## [Stated problem]
Transcribe the lines below verbatim, skipping the images.

______

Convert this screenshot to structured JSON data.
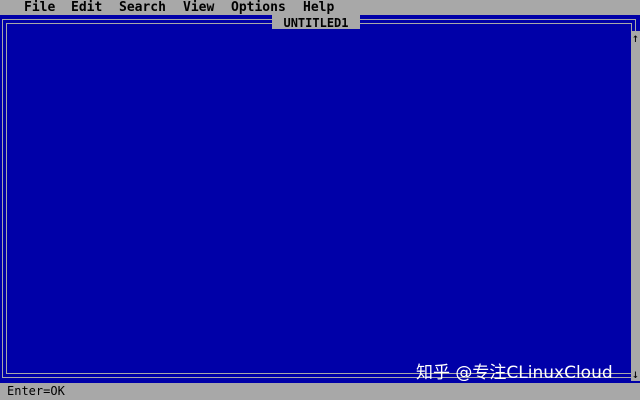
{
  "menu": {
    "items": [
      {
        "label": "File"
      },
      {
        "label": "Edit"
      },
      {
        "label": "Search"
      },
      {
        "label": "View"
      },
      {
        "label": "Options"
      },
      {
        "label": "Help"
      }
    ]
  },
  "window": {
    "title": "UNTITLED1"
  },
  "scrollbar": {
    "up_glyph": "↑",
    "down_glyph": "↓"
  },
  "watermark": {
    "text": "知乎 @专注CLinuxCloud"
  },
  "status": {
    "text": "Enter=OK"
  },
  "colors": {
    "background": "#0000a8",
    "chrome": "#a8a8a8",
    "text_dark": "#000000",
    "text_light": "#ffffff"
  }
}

______

## [Solution to this problem]
Convert this screenshot to structured JSON data.
{
  "menu": {
    "items": [
      {
        "label": "File"
      },
      {
        "label": "Edit"
      },
      {
        "label": "Search"
      },
      {
        "label": "View"
      },
      {
        "label": "Options"
      },
      {
        "label": "Help"
      }
    ]
  },
  "window": {
    "title": "UNTITLED1"
  },
  "scrollbar": {
    "up_glyph": "↑",
    "down_glyph": "↓"
  },
  "watermark": {
    "text": "知乎 @专注CLinuxCloud"
  },
  "status": {
    "text": "Enter=OK"
  },
  "colors": {
    "background": "#0000a8",
    "chrome": "#a8a8a8",
    "text_dark": "#000000",
    "text_light": "#ffffff"
  }
}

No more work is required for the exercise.